◆ Set task ◆
Wherever a line below holds the word "impact", copy that line.
==*==
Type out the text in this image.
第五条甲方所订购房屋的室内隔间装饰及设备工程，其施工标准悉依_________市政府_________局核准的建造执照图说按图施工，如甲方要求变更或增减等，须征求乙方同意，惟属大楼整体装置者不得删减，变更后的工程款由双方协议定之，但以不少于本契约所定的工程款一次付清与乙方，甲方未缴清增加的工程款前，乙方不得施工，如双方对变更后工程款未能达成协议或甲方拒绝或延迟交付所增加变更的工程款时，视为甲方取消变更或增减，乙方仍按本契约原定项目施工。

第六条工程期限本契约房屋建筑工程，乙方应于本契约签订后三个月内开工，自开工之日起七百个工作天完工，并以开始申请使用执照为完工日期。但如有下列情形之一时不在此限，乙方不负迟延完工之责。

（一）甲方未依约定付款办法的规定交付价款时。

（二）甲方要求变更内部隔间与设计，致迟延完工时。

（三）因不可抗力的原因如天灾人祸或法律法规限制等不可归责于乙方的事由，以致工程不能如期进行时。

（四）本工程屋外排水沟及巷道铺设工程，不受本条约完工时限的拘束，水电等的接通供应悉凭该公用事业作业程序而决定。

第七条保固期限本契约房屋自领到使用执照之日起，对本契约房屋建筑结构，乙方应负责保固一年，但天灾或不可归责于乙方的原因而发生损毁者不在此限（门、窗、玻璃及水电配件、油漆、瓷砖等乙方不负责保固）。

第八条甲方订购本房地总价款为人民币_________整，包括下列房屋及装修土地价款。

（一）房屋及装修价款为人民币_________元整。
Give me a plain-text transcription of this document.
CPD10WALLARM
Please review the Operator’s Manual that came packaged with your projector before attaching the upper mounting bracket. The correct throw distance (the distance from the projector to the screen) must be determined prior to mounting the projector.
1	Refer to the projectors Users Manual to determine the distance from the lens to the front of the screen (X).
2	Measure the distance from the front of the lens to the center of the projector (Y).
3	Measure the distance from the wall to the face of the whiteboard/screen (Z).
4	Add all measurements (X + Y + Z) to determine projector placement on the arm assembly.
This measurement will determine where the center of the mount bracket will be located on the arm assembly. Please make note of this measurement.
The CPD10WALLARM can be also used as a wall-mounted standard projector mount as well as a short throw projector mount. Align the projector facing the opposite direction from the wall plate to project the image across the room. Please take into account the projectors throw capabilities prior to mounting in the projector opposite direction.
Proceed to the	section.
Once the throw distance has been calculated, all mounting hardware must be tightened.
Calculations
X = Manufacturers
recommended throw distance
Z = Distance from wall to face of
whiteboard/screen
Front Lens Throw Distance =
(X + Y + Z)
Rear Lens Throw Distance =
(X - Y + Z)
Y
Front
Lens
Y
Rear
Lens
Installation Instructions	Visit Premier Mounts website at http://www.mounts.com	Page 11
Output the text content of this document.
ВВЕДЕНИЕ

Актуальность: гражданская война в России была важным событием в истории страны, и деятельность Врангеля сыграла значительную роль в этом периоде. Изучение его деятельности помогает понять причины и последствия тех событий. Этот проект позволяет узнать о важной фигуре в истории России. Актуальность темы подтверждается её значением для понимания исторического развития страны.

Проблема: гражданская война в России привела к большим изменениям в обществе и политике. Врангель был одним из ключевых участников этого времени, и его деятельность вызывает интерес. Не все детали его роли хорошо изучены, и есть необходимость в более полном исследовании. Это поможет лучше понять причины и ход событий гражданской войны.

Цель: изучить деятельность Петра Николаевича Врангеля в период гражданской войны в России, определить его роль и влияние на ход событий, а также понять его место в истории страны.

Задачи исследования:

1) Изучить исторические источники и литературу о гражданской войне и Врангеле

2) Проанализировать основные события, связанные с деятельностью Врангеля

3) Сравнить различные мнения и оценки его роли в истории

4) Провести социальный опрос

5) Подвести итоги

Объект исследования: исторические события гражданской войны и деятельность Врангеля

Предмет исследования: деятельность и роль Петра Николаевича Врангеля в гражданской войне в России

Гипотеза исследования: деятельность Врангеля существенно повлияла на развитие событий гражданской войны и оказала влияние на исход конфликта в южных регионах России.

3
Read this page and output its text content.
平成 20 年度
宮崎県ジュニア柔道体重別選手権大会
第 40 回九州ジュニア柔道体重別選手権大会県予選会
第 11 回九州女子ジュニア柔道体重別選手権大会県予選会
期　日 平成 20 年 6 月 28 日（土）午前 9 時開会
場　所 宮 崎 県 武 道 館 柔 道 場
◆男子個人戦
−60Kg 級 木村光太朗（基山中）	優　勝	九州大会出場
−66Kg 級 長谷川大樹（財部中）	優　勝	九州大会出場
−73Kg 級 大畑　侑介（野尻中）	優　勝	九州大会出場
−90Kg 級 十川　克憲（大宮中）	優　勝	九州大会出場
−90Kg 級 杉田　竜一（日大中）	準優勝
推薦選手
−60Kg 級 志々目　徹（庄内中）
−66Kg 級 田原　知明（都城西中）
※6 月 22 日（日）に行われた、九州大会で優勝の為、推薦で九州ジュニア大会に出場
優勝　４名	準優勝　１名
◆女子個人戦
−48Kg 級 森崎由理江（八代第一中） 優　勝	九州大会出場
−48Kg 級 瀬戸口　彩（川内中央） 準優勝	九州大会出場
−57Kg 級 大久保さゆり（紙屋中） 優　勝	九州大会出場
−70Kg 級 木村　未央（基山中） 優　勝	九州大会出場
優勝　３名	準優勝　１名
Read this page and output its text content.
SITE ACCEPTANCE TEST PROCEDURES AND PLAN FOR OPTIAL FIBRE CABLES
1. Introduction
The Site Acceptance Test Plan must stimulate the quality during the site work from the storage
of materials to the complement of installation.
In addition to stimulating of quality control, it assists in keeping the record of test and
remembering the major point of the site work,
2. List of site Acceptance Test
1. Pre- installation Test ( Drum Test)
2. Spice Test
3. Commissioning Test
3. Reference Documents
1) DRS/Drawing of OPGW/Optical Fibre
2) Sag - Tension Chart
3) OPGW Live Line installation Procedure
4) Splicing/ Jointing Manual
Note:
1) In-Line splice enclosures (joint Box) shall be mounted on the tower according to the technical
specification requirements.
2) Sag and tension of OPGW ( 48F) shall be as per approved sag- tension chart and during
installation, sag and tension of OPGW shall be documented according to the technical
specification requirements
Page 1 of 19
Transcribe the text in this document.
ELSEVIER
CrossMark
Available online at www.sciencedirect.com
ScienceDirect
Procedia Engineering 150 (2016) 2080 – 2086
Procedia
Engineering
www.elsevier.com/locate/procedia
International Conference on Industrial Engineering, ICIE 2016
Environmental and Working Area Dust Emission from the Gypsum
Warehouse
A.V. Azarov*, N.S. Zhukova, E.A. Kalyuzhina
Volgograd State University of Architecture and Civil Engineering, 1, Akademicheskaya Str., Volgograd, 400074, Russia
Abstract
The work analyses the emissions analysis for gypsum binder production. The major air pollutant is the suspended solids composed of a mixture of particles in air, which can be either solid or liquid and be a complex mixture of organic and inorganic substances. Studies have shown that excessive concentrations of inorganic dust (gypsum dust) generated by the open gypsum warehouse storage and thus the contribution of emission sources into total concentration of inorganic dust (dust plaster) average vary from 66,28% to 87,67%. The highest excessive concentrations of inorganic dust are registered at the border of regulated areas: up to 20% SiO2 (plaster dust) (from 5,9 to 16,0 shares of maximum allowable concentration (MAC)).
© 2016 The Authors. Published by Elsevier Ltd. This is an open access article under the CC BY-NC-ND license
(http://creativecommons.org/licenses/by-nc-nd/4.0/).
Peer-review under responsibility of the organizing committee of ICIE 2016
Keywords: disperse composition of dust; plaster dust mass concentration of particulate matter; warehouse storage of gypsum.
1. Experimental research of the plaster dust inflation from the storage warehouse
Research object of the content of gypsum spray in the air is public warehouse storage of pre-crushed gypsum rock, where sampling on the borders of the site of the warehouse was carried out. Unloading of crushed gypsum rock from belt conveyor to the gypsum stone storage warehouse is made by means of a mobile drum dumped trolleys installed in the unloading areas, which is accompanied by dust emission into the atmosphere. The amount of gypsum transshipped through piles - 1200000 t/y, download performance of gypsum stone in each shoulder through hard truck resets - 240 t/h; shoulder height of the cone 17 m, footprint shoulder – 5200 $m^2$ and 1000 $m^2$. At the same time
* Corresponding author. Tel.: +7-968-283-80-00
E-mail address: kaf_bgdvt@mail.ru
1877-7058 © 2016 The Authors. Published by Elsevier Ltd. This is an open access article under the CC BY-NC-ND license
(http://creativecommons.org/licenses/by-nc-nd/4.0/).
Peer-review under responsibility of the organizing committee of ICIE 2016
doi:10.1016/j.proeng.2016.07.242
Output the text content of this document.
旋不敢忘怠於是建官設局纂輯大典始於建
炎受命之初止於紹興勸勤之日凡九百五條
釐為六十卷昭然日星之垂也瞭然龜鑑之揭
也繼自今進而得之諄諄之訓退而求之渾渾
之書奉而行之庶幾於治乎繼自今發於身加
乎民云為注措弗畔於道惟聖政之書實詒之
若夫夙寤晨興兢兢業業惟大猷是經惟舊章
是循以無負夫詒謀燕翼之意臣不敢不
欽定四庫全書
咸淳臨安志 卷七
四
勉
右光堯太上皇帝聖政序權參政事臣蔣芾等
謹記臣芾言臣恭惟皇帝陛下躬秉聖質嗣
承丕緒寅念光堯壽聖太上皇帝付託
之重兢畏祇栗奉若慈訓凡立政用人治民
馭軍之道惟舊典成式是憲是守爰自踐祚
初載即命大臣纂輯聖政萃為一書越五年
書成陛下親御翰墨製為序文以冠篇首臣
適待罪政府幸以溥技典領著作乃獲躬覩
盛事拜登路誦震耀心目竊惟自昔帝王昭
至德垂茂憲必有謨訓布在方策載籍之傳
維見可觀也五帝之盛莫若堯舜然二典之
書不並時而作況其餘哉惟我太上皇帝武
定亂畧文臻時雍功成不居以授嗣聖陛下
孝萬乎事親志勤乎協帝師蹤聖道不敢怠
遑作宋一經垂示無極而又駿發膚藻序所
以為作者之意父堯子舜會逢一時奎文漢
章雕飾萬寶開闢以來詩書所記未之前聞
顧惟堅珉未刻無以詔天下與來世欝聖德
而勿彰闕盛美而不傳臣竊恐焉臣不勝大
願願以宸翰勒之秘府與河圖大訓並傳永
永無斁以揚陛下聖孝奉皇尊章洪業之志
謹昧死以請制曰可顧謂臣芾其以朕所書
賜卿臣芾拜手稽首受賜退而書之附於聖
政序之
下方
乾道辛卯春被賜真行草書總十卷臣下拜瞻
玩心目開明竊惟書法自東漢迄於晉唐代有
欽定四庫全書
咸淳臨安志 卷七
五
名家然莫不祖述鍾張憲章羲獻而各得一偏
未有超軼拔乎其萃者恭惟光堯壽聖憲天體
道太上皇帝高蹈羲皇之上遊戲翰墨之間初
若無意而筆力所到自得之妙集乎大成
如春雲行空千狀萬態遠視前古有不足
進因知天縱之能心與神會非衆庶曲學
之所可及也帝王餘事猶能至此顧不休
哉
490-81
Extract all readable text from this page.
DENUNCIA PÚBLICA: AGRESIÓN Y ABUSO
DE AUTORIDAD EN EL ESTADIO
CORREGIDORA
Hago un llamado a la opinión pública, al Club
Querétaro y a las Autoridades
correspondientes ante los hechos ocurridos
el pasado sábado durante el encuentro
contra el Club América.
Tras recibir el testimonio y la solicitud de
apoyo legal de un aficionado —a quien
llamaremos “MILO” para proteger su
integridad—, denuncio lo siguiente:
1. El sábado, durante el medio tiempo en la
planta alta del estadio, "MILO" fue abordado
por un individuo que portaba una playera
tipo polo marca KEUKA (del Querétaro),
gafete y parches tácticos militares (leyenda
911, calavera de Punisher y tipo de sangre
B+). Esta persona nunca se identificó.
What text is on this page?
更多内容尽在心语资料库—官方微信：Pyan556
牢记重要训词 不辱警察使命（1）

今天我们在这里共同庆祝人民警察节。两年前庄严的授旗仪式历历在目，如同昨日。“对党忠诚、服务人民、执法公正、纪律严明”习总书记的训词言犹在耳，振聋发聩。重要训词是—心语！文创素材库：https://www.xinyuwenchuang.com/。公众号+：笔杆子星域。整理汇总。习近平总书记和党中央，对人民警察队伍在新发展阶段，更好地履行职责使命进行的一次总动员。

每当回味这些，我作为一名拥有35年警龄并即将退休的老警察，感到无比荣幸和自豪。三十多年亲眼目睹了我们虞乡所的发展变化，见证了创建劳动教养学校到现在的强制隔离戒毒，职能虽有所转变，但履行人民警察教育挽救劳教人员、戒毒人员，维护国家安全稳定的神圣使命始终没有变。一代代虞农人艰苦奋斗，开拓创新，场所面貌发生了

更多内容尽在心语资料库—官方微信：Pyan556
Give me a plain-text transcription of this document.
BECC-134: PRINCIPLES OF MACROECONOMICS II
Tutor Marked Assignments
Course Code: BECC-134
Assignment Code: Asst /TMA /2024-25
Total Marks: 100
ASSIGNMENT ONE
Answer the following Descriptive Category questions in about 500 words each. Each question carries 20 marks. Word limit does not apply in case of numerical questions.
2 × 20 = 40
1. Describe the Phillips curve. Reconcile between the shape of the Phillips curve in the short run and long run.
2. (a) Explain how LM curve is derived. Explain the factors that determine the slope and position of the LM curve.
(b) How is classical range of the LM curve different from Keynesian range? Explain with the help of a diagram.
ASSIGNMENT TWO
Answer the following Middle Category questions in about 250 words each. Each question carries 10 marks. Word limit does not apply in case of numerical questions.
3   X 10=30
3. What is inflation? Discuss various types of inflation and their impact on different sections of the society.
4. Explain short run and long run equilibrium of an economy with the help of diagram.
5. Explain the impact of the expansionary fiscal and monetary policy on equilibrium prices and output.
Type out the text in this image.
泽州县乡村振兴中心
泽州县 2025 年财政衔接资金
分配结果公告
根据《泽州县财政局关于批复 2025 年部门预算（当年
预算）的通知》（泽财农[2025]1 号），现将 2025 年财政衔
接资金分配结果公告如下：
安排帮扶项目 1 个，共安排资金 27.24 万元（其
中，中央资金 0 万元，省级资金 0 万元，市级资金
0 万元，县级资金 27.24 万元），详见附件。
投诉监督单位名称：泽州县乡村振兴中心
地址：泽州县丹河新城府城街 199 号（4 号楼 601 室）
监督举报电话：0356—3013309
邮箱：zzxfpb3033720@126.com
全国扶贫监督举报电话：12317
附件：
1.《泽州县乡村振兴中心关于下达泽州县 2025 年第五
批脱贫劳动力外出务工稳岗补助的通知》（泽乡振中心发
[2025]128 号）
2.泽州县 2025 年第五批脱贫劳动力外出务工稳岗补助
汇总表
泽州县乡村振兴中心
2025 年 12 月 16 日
==*==
◆ Answer in full ◆
3. What is inflation? Discuss various types of inflation and their impact on different sections of the society.
5. Explain the impact of the expansionary fiscal and monetary policy on equilibrium prices and output.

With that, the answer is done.